--- EXERCISE MATERIALS Enclosed Below ---
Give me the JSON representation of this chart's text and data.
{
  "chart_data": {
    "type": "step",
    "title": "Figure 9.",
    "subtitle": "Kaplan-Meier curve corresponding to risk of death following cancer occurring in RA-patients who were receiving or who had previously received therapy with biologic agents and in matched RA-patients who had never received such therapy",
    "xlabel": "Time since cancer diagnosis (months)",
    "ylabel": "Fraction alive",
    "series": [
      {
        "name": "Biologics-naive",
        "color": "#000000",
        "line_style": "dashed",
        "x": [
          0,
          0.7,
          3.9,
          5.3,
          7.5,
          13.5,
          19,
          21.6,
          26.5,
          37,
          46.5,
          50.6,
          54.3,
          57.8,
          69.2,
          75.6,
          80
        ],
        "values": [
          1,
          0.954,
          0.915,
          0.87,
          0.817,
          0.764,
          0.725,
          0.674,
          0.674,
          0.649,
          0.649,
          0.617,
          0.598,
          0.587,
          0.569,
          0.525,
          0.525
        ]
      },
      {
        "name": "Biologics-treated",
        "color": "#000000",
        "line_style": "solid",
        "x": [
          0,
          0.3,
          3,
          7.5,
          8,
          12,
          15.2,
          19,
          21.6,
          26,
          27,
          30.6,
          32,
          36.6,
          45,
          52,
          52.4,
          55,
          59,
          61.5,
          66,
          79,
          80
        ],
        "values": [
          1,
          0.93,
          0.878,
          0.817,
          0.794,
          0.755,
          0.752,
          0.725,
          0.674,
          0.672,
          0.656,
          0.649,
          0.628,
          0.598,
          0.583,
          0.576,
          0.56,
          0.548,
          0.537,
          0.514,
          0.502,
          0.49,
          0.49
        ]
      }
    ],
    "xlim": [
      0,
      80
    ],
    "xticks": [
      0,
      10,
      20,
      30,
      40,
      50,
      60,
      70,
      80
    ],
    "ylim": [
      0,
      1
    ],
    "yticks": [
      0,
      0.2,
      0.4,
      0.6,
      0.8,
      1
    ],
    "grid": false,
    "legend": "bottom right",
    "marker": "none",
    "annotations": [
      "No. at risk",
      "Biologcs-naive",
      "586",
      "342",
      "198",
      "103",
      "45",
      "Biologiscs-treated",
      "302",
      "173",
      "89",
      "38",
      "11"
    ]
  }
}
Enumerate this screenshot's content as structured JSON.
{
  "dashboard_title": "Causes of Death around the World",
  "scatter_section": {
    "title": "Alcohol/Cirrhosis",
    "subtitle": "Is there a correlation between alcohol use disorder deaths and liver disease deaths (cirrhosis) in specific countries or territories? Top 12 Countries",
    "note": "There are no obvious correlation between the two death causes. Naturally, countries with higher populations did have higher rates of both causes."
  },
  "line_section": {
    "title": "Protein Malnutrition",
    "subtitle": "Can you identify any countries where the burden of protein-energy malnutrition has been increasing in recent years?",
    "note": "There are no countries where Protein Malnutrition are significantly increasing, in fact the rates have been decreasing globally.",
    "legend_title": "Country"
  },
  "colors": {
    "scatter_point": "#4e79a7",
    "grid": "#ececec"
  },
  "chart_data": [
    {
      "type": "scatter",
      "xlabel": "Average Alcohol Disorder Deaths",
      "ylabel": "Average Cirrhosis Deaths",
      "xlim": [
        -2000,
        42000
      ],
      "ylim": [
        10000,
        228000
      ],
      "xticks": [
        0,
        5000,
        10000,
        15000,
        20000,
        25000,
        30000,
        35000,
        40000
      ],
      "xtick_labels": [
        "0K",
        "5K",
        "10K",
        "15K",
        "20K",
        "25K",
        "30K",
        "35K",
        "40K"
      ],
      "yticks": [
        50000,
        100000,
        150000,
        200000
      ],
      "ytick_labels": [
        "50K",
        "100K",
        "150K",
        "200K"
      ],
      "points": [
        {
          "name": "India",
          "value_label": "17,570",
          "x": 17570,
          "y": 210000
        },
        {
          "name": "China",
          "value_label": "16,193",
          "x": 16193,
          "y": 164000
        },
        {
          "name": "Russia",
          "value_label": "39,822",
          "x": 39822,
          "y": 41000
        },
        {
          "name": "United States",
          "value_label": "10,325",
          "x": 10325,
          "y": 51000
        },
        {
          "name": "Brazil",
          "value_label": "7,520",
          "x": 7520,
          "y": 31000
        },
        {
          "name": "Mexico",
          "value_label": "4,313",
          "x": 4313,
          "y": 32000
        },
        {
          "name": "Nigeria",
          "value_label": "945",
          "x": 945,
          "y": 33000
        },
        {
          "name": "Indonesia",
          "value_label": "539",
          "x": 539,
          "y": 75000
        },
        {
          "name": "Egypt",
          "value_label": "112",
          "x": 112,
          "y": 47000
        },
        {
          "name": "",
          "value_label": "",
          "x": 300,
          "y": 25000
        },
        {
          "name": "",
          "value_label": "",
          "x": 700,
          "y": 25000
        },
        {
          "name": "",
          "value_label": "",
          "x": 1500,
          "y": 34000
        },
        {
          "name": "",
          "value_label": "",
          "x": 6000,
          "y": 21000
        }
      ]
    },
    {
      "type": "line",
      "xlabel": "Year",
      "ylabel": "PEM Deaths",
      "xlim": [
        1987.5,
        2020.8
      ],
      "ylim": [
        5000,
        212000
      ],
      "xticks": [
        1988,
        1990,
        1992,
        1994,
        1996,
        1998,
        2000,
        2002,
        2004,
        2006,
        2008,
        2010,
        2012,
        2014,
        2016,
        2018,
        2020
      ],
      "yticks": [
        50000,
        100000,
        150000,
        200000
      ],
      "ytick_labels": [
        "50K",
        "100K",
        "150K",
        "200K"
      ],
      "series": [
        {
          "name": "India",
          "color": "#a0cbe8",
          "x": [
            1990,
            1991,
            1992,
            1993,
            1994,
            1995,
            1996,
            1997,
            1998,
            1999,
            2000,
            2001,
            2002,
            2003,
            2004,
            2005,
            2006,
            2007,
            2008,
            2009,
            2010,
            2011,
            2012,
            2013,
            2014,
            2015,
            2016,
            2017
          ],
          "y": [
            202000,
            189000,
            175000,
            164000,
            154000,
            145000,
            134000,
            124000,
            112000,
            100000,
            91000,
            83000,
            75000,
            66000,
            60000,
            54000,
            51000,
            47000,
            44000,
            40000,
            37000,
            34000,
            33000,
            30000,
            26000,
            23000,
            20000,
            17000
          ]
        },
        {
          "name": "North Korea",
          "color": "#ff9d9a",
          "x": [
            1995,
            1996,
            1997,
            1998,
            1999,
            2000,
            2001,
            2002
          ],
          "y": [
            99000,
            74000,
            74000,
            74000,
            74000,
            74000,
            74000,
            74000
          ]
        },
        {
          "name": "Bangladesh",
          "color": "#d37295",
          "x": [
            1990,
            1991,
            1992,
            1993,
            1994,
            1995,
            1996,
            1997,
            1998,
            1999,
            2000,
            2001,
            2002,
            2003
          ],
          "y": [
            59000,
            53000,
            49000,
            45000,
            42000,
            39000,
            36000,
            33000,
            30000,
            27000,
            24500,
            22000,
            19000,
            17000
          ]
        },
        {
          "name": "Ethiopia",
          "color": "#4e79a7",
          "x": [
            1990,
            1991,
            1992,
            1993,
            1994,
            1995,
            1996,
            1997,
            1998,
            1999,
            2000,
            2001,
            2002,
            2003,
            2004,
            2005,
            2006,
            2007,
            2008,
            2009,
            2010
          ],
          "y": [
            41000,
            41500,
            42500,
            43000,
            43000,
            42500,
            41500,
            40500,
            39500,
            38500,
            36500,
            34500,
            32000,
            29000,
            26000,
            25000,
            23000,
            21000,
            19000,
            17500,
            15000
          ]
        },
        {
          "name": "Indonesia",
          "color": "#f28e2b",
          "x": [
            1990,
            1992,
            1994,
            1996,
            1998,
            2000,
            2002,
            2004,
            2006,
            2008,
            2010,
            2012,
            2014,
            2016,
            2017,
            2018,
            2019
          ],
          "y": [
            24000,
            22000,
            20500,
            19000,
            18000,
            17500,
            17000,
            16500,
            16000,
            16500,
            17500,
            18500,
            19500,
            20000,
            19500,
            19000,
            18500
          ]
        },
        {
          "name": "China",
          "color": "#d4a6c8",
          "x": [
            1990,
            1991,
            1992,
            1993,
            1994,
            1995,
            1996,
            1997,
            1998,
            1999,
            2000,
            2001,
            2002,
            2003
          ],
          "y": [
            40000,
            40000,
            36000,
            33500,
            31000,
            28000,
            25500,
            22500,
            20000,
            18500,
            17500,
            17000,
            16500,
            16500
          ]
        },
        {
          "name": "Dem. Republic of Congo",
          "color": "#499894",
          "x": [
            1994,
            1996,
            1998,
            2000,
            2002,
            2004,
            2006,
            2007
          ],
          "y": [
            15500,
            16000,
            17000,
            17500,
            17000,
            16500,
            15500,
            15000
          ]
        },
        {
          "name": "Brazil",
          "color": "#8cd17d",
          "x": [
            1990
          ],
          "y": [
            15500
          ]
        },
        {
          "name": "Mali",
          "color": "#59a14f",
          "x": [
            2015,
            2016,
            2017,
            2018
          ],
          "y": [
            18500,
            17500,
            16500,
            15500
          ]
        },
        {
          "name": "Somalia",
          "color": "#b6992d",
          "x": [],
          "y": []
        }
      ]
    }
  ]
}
--- End of Enclosed EXERCISE MATERIALS ---
ABOUT THIS EXERCISE: Go through the material and report each line that holds the string "increasing".

OUTPUT OF THE TASK:
    "subtitle": "Can you identify any countries where the burden of protein-energy malnutrition has been increasing in recent years?",
    "note": "There are no countries where Protein Malnutrition are significantly increasing, in fact the rates have been decreasing globally.",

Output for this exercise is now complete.